>> begin LISTING
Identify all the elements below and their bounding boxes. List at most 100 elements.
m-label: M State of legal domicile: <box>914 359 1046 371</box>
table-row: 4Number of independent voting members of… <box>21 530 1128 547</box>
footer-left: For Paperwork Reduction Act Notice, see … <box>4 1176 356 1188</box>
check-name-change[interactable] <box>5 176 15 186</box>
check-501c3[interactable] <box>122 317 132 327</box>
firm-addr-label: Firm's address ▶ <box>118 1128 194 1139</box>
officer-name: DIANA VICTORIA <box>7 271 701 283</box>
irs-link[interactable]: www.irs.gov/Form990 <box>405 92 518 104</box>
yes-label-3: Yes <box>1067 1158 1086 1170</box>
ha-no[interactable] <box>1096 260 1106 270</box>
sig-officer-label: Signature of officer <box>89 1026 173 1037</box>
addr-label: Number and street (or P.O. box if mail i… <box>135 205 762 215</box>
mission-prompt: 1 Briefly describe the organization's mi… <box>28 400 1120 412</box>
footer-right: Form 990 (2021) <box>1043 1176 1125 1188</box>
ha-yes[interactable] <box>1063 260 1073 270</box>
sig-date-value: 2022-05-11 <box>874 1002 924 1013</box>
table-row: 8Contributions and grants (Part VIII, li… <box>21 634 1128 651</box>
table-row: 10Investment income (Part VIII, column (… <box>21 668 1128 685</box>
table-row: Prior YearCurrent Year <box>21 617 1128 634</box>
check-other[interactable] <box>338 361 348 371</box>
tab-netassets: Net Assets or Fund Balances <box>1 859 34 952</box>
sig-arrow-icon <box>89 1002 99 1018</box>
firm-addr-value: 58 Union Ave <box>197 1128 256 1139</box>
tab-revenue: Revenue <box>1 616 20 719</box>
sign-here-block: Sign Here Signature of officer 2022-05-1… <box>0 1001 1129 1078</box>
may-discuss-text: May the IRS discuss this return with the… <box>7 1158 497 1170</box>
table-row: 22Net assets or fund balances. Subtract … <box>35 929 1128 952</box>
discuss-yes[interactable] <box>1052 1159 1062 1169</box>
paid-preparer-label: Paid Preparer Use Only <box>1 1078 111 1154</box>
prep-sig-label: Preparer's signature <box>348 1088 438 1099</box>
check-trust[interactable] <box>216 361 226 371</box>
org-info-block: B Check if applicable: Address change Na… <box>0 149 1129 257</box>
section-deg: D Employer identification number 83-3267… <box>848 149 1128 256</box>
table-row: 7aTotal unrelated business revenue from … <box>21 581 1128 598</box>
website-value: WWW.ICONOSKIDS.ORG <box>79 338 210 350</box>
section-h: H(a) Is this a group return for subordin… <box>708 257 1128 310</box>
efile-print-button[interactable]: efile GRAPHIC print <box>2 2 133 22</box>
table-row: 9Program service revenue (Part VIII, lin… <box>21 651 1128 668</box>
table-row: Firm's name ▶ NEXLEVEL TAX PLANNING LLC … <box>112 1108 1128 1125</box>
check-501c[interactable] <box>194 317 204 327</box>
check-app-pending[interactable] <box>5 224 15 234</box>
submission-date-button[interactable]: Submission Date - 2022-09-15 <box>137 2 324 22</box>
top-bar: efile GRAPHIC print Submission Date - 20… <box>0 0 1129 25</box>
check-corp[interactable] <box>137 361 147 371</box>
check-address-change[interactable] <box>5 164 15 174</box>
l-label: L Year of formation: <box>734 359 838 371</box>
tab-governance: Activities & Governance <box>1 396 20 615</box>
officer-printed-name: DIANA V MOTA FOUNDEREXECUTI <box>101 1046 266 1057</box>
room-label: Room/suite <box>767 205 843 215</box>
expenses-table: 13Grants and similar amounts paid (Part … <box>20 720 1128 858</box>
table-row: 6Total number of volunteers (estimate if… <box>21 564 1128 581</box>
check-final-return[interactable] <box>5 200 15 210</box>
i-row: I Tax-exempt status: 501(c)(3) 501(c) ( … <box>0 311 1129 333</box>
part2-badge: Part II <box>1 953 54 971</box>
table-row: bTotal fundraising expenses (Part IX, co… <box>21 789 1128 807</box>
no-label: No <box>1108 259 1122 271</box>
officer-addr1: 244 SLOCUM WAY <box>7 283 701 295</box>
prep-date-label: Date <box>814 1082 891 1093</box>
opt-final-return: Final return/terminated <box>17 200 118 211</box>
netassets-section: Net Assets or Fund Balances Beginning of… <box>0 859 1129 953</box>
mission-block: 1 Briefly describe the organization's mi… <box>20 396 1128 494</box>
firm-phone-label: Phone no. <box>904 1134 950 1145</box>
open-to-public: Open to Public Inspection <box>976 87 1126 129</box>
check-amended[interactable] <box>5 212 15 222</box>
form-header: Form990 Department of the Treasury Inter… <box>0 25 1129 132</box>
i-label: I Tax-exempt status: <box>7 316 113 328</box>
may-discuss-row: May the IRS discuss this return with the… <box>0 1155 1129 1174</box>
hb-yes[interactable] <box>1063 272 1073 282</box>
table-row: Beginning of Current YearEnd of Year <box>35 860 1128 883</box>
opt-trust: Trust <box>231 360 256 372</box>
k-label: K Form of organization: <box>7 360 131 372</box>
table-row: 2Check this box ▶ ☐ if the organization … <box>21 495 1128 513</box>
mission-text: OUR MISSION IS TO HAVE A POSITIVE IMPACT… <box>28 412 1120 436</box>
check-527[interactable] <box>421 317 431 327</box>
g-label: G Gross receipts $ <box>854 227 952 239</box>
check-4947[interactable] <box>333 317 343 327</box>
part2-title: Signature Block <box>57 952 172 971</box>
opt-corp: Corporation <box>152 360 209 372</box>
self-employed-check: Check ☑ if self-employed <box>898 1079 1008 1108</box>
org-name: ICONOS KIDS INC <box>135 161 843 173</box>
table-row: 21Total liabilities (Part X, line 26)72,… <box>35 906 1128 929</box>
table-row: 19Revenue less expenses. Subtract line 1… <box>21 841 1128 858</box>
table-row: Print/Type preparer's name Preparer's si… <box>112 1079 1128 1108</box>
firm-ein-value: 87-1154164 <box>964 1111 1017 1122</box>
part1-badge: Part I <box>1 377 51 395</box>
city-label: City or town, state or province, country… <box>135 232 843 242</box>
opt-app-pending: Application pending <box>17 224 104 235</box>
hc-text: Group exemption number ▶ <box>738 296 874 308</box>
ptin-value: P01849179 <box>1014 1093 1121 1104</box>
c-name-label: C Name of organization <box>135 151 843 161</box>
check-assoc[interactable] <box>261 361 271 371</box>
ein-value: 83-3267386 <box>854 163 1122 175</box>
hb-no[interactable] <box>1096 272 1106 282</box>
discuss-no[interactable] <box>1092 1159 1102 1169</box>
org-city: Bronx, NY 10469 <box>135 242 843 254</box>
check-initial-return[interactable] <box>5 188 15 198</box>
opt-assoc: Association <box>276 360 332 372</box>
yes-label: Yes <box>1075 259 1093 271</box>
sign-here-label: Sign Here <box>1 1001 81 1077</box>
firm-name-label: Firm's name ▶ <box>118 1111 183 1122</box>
>> end LISTING
■ EXERCISE TASK: Please convert every line of the rows above into a JSON list of strings, one string per line, skipping blank lines.

■ EXPECTED ANSWER:
[
  "Identify all the elements below and their bounding boxes. List at most 100 elements.",
  "m-label: M State of legal domicile: <box>914 359 1046 371</box>",
  "table-row: 4Number of independent voting members of… <box>21 530 1128 547</box>",
  "footer-left: For Paperwork Reduction Act Notice, see … <box>4 1176 356 1188</box>",
  "check-name-change[interactable] <box>5 176 15 186</box>",
  "check-501c3[interactable] <box>122 317 132 327</box>",
  "firm-addr-label: Firm's address ▶ <box>118 1128 194 1139</box>",
  "officer-name: DIANA VICTORIA <box>7 271 701 283</box>",
  "irs-link[interactable]: www.irs.gov/Form990 <box>405 92 518 104</box>",
  "yes-label-3: Yes <box>1067 1158 1086 1170</box>",
  "ha-no[interactable] <box>1096 260 1106 270</box>",
  "sig-officer-label: Signature of officer <box>89 1026 173 1037</box>",
  "addr-label: Number and street (or P.O. box if mail i… <box>135 205 762 215</box>",
  "mission-prompt: 1 Briefly describe the organization's mi… <box>28 400 1120 412</box>",
  "footer-right: Form 990 (2021) <box>1043 1176 1125 1188</box>",
  "ha-yes[interactable] <box>1063 260 1073 270</box>",
  "sig-date-value: 2022-05-11 <box>874 1002 924 1013</box>",
  "table-row: 8Contributions and grants (Part VIII, li… <box>21 634 1128 651</box>",
  "table-row: 10Investment income (Part VIII, column (… <box>21 668 1128 685</box>",
  "table-row: Prior YearCurrent Year <box>21 617 1128 634</box>",
  "check-other[interactable] <box>338 361 348 371</box>",
  "tab-netassets: Net Assets or Fund Balances <box>1 859 34 952</box>",
  "sig-arrow-icon <box>89 1002 99 1018</box>",
  "firm-addr-value: 58 Union Ave <box>197 1128 256 1139</box>",
  "tab-revenue: Revenue <box>1 616 20 719</box>",
  "sign-here-block: Sign Here Signature of officer 2022-05-1… <box>0 1001 1129 1078</box>",
  "may-discuss-text: May the IRS discuss this return with the… <box>7 1158 497 1170</box>",
  "table-row: 22Net assets or fund balances. Subtract … <box>35 929 1128 952</box>",
  "discuss-yes[interactable] <box>1052 1159 1062 1169</box>",
  "paid-preparer-label: Paid Preparer Use Only <box>1 1078 111 1154</box>",
  "prep-sig-label: Preparer's signature <box>348 1088 438 1099</box>",
  "check-trust[interactable] <box>216 361 226 371</box>",
  "org-info-block: B Check if applicable: Address change Na… <box>0 149 1129 257</box>",
  "section-deg: D Employer identification number 83-3267… <box>848 149 1128 256</box>",
  "table-row: 7aTotal unrelated business revenue from … <box>21 581 1128 598</box>",
  "website-value: WWW.ICONOSKIDS.ORG <box>79 338 210 350</box>",
  "section-h: H(a) Is this a group return for subordin… <box>708 257 1128 310</box>",
  "efile-print-button[interactable]: efile GRAPHIC print <box>2 2 133 22</box>",
  "table-row: 9Program service revenue (Part VIII, lin… <box>21 651 1128 668</box>",
  "table-row: Firm's name ▶ NEXLEVEL TAX PLANNING LLC … <box>112 1108 1128 1125</box>",
  "check-501c[interactable] <box>194 317 204 327</box>",
  "check-app-pending[interactable] <box>5 224 15 234</box>",
  "submission-date-button[interactable]: Submission Date - 2022-09-15 <box>137 2 324 22</box>",
  "top-bar: efile GRAPHIC print Submission Date - 20… <box>0 0 1129 25</box>",
  "check-corp[interactable] <box>137 361 147 371</box>",
  "check-address-change[interactable] <box>5 164 15 174</box>",
  "l-label: L Year of formation: <box>734 359 838 371</box>",
  "tab-governance: Activities & Governance <box>1 396 20 615</box>",
  "officer-printed-name: DIANA V MOTA FOUNDEREXECUTI <box>101 1046 266 1057</box>",
  "room-label: Room/suite <box>767 205 843 215</box>",
  "expenses-table: 13Grants and similar amounts paid (Part … <box>20 720 1128 858</box>",
  "table-row: 6Total number of volunteers (estimate if… <box>21 564 1128 581</box>",
  "check-final-return[interactable] <box>5 200 15 210</box>",
  "i-row: I Tax-exempt status: 501(c)(3) 501(c) ( … <box>0 311 1129 333</box>",
  "part2-badge: Part II <box>1 953 54 971</box>",
  "table-row: bTotal fundraising expenses (Part IX, co… <box>21 789 1128 807</box>",
  "no-label: No <box>1108 259 1122 271</box>",
  "officer-addr1: 244 SLOCUM WAY <box>7 283 701 295</box>",
  "prep-date-label: Date <box>814 1082 891 1093</box>",
  "opt-final-return: Final return/terminated <box>17 200 118 211</box>",
  "netassets-section: Net Assets or Fund Balances Beginning of… <box>0 859 1129 953</box>",
  "mission-block: 1 Briefly describe the organization's mi… <box>20 396 1128 494</box>",
  "firm-phone-label: Phone no. <box>904 1134 950 1145</box>",
  "open-to-public: Open to Public Inspection <box>976 87 1126 129</box>",
  "check-amended[interactable] <box>5 212 15 222</box>",
  "form-header: Form990 Department of the Treasury Inter… <box>0 25 1129 132</box>",
  "i-label: I Tax-exempt status: <box>7 316 113 328</box>",
  "may-discuss-row: May the IRS discuss this return with the… <box>0 1155 1129 1174</box>",
  "hb-yes[interactable] <box>1063 272 1073 282</box>",
  "table-row: Beginning of Current YearEnd of Year <box>35 860 1128 883</box>",
  "opt-trust: Trust <box>231 360 256 372</box>",
  "k-label: K Form of organization: <box>7 360 131 372</box>",
  "table-row: 2Check this box ▶ ☐ if the organization … <box>21 495 1128 513</box>",
  "mission-text: OUR MISSION IS TO HAVE A POSITIVE IMPACT… <box>28 412 1120 436</box>",
  "check-527[interactable] <box>421 317 431 327</box>",
  "g-label: G Gross receipts $ <box>854 227 952 239</box>",
  "check-4947[interactable] <box>333 317 343 327</box>",
  "part2-title: Signature Block <box>57 952 172 971</box>",
  "opt-corp: Corporation <box>152 360 209 372</box>",
  "self-employed-check: Check ☑ if self-employed <box>898 1079 1008 1108</box>",
  "org-name: ICONOS KIDS INC <box>135 161 843 173</box>",
  "table-row: 21Total liabilities (Part X, line 26)72,… <box>35 906 1128 929</box>",
  "table-row: 19Revenue less expenses. Subtract line 1… <box>21 841 1128 858</box>",
  "table-row: Print/Type preparer's name Preparer's si… <box>112 1079 1128 1108</box>",
  "firm-ein-value: 87-1154164 <box>964 1111 1017 1122</box>",
  "part1-badge: Part I <box>1 377 51 395</box>",
  "city-label: City or town, state or province, country… <box>135 232 843 242</box>",
  "opt-app-pending: Application pending <box>17 224 104 235</box>",
  "hc-text: Group exemption number ▶ <box>738 296 874 308</box>",
  "ptin-value: P01849179 <box>1014 1093 1121 1104</box>",
  "c-name-label: C Name of organization <box>135 151 843 161</box>",
  "check-assoc[interactable] <box>261 361 271 371</box>",
  "ein-value: 83-3267386 <box>854 163 1122 175</box>",
  "hb-no[interactable] <box>1096 272 1106 282</box>",
  "discuss-no[interactable] <box>1092 1159 1102 1169</box>",
  "org-city: Bronx, NY 10469 <box>135 242 843 254</box>",
  "check-initial-return[interactable] <box>5 188 15 198</box>",
  "opt-assoc: Association <box>276 360 332 372</box>",
  "yes-label: Yes <box>1075 259 1093 271</box>",
  "sign-here-label: Sign Here <box>1 1001 81 1077</box>",
  "firm-name-label: Firm's name ▶ <box>118 1111 183 1122</box>"
]